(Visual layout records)
begin

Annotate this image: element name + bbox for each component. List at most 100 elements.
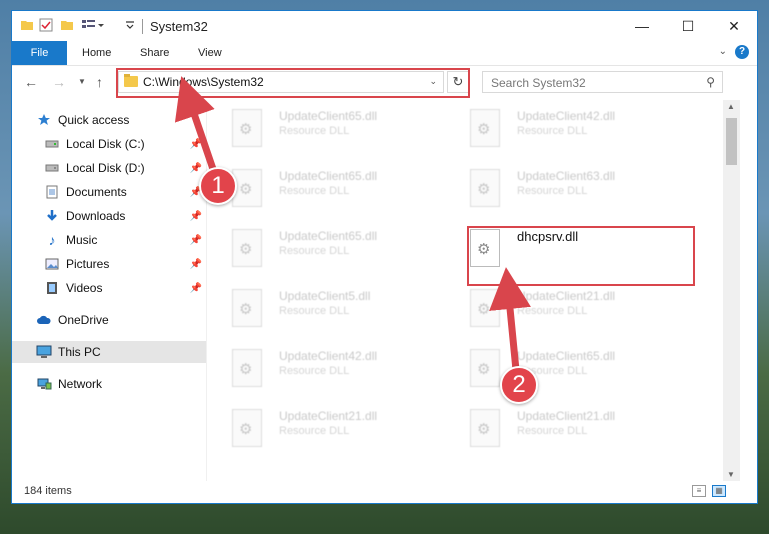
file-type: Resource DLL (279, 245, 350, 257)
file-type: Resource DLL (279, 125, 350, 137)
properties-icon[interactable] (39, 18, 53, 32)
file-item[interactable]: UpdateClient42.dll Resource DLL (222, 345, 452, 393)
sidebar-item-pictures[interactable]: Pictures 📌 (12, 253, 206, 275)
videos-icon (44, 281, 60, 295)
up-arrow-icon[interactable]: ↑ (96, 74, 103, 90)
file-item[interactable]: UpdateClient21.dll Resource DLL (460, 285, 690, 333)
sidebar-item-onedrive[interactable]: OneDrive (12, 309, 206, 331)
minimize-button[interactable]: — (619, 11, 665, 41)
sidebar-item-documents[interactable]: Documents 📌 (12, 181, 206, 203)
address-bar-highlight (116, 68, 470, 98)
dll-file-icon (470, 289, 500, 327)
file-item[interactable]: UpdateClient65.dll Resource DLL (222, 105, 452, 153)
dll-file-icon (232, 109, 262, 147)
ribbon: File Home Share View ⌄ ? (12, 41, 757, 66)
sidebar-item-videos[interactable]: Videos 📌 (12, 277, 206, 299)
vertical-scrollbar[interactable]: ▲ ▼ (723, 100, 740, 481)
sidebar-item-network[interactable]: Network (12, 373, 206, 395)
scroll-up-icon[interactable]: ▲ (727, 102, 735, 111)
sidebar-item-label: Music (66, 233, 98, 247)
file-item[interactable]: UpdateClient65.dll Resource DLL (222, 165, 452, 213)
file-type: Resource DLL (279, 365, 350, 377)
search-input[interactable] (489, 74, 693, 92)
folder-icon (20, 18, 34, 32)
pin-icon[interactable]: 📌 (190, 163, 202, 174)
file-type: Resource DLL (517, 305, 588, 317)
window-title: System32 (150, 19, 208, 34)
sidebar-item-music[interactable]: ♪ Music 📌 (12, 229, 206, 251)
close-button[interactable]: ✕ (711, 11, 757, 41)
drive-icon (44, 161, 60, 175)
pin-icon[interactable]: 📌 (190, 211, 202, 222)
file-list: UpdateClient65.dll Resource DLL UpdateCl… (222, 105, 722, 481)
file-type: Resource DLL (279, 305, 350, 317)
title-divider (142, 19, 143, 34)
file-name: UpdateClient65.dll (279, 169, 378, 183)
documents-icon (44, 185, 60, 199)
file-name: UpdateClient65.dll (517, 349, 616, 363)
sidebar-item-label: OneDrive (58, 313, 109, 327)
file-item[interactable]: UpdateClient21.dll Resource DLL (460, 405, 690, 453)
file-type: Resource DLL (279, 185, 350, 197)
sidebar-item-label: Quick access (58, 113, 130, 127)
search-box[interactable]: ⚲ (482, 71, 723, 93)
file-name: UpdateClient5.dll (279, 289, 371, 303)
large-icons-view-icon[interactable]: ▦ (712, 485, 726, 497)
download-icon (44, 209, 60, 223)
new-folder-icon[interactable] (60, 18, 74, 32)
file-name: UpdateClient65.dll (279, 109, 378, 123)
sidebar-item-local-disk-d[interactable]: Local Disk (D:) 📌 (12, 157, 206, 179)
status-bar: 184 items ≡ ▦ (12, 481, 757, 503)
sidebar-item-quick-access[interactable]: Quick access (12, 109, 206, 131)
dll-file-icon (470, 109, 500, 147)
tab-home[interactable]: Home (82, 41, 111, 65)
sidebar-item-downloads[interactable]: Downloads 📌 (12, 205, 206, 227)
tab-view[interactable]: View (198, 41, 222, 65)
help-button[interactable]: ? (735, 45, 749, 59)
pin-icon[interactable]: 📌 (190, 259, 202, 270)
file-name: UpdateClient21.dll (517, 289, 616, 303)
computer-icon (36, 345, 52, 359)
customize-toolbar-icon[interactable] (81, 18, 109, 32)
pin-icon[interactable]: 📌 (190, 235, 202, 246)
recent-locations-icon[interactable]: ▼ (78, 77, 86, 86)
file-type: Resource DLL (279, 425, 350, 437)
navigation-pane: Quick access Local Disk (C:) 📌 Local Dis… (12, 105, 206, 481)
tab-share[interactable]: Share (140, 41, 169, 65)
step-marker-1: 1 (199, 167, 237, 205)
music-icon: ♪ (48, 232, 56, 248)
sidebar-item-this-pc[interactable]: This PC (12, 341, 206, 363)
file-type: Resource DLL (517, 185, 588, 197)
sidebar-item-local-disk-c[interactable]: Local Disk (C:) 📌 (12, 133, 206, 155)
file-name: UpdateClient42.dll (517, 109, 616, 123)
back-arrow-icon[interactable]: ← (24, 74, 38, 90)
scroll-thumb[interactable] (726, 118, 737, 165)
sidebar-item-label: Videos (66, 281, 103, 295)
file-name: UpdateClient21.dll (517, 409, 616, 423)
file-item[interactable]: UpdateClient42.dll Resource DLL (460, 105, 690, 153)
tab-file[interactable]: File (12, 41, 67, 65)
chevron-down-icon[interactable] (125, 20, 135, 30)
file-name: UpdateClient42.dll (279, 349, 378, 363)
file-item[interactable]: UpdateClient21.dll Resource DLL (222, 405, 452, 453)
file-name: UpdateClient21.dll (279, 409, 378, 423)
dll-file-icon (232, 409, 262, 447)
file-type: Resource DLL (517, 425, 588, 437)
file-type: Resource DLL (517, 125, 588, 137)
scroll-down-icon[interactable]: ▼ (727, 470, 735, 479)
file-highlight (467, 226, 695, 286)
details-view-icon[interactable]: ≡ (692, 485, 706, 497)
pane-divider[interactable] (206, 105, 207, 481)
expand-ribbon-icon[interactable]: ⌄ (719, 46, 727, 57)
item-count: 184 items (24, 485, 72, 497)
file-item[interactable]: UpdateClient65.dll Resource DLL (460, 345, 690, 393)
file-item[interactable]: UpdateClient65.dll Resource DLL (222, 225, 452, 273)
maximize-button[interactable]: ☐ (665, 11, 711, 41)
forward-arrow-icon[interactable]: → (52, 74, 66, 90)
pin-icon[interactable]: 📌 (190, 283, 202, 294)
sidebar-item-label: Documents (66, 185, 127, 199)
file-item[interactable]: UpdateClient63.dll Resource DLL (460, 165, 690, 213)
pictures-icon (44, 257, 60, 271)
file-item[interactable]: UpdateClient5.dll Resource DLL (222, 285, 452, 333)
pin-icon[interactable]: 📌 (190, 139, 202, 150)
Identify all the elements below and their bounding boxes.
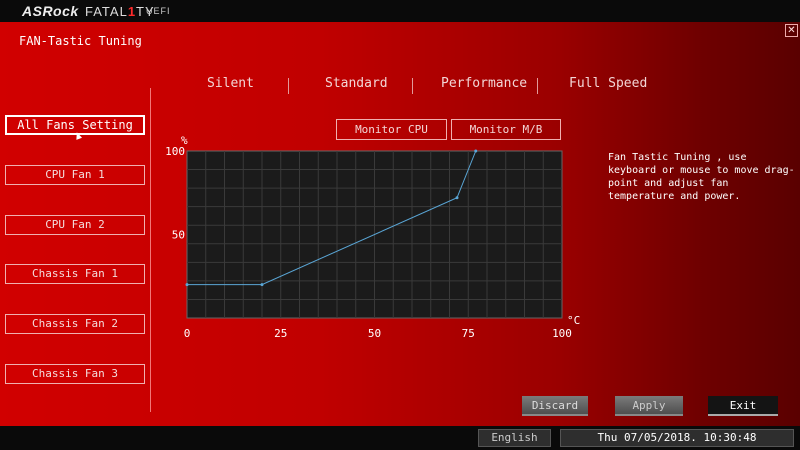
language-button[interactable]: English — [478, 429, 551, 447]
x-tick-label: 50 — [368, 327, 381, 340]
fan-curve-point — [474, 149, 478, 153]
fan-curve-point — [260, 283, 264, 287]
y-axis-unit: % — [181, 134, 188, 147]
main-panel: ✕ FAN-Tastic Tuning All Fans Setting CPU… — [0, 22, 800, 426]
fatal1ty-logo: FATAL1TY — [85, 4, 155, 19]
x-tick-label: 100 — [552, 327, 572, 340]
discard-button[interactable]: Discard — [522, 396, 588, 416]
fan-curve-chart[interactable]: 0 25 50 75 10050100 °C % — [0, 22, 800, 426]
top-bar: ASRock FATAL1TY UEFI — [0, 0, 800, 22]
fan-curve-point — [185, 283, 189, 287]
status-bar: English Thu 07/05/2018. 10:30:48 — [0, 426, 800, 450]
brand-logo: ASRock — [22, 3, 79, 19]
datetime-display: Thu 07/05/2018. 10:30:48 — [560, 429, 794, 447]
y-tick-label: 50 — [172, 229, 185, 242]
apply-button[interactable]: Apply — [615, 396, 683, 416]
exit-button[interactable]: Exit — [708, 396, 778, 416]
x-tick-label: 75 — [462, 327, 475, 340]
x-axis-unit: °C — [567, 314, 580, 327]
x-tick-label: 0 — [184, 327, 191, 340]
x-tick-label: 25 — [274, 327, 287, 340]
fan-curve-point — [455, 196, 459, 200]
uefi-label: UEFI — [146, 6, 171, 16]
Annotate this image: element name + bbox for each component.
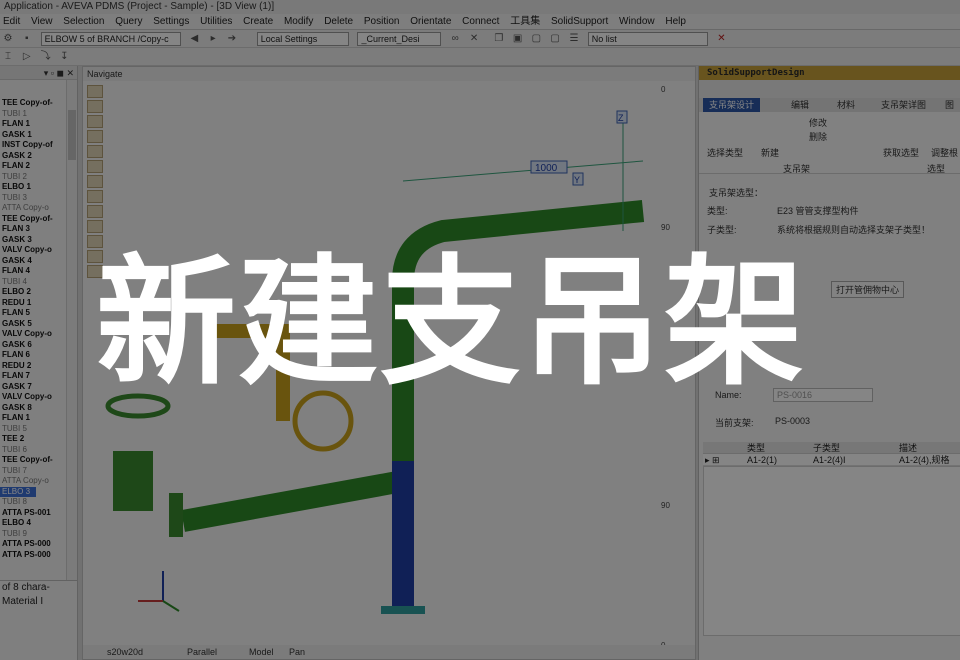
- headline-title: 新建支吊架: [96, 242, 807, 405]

end

Task details
Reproduce the part of the records that opens with the line containing "language-button[interactable]: English —" and closes at the end of the records, substituting "curve-node" for every "fan-curve-point" and keeping everything else unchanged. Leave the pictures out of your answer.

The reply
language-button[interactable]: English — [478, 429, 551, 447]
x-tick-label: 50 — [368, 327, 381, 340]
curve-node — [474, 149, 478, 153]
curve-node — [260, 283, 264, 287]
y-axis-unit: % — [181, 134, 188, 147]
main-panel: ✕ FAN-Tastic Tuning All Fans Setting CPU… — [0, 22, 800, 426]
fatal1ty-logo: FATAL1TY — [85, 4, 155, 19]
x-tick-label: 100 — [552, 327, 572, 340]
discard-button[interactable]: Discard — [522, 396, 588, 416]
fan-curve-chart[interactable]: 0 25 50 75 10050100 °C % — [0, 22, 800, 426]
top-bar: ASRock FATAL1TY UEFI — [0, 0, 800, 22]
curve-node — [185, 283, 189, 287]
status-bar: English Thu 07/05/2018. 10:30:48 — [0, 426, 800, 450]
brand-logo: ASRock — [22, 3, 79, 19]
datetime-display: Thu 07/05/2018. 10:30:48 — [560, 429, 794, 447]
y-tick-label: 50 — [172, 229, 185, 242]
apply-button[interactable]: Apply — [615, 396, 683, 416]
exit-button[interactable]: Exit — [708, 396, 778, 416]
x-tick-label: 75 — [462, 327, 475, 340]
x-axis-unit: °C — [567, 314, 580, 327]
x-tick-label: 0 — [184, 327, 191, 340]
x-tick-label: 25 — [274, 327, 287, 340]
curve-node — [455, 196, 459, 200]
uefi-label: UEFI — [146, 6, 171, 16]
Annotate this image: element name + bbox for each component.
- headline-title: 新建支吊架: [96, 242, 807, 405]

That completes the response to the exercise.